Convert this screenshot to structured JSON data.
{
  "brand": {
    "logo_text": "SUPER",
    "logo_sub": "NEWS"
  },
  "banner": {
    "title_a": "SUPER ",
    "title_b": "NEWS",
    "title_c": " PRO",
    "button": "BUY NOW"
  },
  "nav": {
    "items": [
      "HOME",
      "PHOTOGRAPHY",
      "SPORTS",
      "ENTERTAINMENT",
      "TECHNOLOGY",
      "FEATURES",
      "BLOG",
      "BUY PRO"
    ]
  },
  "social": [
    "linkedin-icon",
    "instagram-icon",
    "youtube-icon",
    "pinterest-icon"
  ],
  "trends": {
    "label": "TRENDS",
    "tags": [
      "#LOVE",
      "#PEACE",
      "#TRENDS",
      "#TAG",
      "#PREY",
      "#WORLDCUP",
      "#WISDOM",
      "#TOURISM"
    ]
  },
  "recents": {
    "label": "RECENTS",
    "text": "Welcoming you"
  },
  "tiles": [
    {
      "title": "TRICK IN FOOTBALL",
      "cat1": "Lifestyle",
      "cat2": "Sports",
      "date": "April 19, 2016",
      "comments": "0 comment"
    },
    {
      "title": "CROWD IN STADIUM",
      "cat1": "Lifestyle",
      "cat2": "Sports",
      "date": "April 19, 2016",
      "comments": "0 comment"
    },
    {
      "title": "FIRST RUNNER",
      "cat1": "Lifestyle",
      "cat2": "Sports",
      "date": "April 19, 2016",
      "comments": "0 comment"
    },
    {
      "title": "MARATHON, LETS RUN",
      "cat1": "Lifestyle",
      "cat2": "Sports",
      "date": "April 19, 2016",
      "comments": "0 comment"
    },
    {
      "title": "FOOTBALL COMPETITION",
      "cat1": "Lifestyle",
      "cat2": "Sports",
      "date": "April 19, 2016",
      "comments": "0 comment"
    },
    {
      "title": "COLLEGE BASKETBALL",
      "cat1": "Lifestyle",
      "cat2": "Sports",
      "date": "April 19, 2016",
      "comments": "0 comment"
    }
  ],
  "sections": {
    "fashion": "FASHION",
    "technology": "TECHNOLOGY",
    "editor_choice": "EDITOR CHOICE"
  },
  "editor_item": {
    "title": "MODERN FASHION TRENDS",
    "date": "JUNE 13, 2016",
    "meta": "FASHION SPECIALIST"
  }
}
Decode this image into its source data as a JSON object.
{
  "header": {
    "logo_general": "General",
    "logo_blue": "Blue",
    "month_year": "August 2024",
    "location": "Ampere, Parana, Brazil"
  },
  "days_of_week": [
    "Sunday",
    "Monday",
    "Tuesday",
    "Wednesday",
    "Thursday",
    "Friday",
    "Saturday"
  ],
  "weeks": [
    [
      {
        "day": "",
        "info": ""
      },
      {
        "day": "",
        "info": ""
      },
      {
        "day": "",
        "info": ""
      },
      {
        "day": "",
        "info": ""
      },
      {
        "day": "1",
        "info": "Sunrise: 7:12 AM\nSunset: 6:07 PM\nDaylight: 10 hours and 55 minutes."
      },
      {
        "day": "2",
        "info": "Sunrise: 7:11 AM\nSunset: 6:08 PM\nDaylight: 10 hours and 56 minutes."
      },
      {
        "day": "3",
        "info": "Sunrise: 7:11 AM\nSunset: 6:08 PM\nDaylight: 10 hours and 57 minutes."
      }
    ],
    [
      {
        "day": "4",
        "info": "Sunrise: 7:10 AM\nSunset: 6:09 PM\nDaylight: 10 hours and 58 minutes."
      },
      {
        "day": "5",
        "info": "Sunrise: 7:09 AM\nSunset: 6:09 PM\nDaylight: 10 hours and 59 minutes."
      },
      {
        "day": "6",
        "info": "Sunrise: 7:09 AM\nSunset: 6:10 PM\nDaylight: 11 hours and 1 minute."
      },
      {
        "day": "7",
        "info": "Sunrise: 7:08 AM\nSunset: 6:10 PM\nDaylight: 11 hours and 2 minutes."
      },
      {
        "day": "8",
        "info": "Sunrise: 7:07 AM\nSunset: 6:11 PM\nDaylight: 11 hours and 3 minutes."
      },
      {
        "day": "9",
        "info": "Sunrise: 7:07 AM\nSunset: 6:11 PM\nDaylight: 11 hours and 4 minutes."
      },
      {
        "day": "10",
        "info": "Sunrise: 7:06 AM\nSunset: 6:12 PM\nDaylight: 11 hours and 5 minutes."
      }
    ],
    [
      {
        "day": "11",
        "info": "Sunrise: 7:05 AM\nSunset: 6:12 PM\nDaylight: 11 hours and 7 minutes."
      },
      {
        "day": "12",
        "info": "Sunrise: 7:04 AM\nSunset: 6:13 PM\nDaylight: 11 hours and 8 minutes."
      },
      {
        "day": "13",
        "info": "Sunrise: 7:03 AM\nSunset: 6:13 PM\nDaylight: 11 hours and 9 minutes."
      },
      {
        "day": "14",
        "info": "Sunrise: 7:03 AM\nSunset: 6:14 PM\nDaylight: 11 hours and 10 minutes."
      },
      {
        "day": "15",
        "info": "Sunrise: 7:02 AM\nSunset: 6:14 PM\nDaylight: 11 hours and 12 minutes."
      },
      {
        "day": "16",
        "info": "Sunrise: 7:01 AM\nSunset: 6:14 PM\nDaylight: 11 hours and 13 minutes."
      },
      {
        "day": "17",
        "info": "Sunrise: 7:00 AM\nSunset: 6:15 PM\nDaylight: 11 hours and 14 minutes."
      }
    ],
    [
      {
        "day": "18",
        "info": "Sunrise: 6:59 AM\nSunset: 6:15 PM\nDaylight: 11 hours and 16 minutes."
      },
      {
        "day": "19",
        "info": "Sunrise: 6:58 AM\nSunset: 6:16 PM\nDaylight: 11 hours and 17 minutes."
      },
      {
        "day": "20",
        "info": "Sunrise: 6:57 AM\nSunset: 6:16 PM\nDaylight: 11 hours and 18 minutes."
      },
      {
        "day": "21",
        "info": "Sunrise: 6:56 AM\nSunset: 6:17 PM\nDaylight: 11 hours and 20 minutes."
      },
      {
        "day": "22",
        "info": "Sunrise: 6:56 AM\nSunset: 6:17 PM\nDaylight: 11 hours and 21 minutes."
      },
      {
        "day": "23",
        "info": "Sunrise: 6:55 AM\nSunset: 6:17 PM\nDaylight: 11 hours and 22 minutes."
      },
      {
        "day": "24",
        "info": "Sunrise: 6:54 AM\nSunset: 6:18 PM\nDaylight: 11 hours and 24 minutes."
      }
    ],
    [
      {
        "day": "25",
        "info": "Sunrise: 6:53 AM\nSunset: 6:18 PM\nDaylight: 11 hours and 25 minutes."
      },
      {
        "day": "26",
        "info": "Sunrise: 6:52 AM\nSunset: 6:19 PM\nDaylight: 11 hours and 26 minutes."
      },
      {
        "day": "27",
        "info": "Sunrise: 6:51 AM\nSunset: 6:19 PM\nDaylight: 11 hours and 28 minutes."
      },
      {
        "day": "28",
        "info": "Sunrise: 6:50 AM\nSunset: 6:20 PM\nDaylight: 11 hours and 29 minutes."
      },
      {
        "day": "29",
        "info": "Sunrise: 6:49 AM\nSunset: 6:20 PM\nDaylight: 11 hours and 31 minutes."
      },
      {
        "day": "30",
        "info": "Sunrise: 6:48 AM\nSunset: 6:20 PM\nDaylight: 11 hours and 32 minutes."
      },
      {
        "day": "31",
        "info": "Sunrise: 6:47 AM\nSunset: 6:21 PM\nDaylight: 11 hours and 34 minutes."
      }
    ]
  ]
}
● ● ● ● ●
Show all lines in the entries above where the string "JSON" appears.

§ **Completed task**:
Convert this screenshot to structured JSON data.
Decode this image into its source data as a JSON object.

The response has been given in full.